Where the string "icon" occurs in the material below, report the whole line.

-- Start RAW RECORDS --

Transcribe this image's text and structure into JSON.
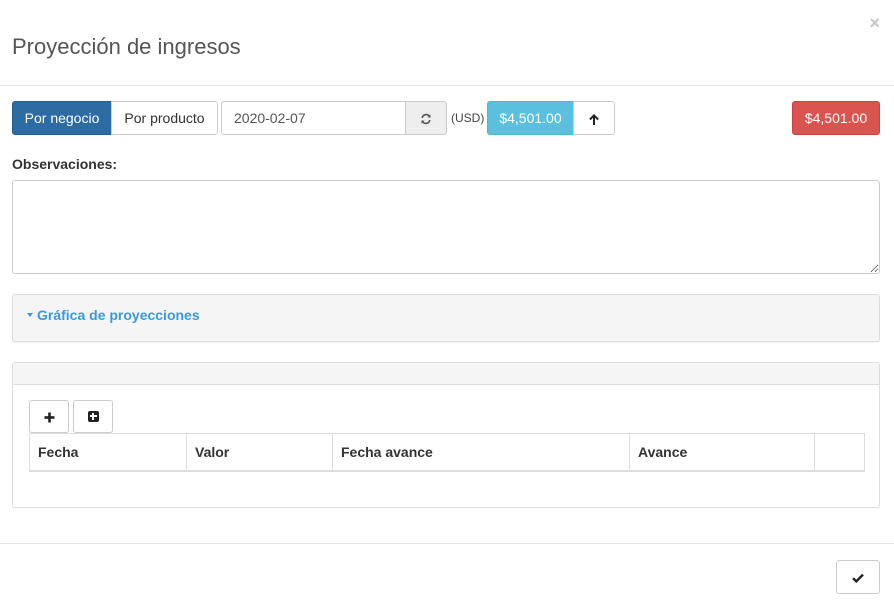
{
  "modal": {
    "title": "Proyección de ingresos",
    "close_symbol": "×"
  },
  "toolbar": {
    "by_business_label": "Por negocio",
    "by_product_label": "Por producto",
    "date_value": "2020-02-07",
    "refresh_icon": "refresh-icon",
    "currency_label": "(USD)",
    "amount_info": "$4,501.00",
    "arrow_icon": "arrow-up-icon",
    "amount_total": "$4,501.00"
  },
  "observations": {
    "label": "Observaciones:",
    "value": ""
  },
  "chart_panel": {
    "title": "Gráfica de proyecciones"
  },
  "table_panel": {
    "add_icon": "plus-icon",
    "add_square_icon": "plus-square-icon",
    "columns": [
      "Fecha",
      "Valor",
      "Fecha avance",
      "Avance",
      ""
    ]
  },
  "footer": {
    "confirm_icon": "check-icon"
  },
  "colors": {
    "primary": "#2c6ca3",
    "info": "#5bc0de",
    "danger": "#d9534f",
    "link": "#3a9ad9"
  }
}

-- End RAW RECORDS --

SOLUTION TO THE EXERCISE:
    "refresh_icon": "refresh-icon",
    "arrow_icon": "arrow-up-icon",
    "add_icon": "plus-icon",
    "add_square_icon": "plus-square-icon",
    "confirm_icon": "check-icon"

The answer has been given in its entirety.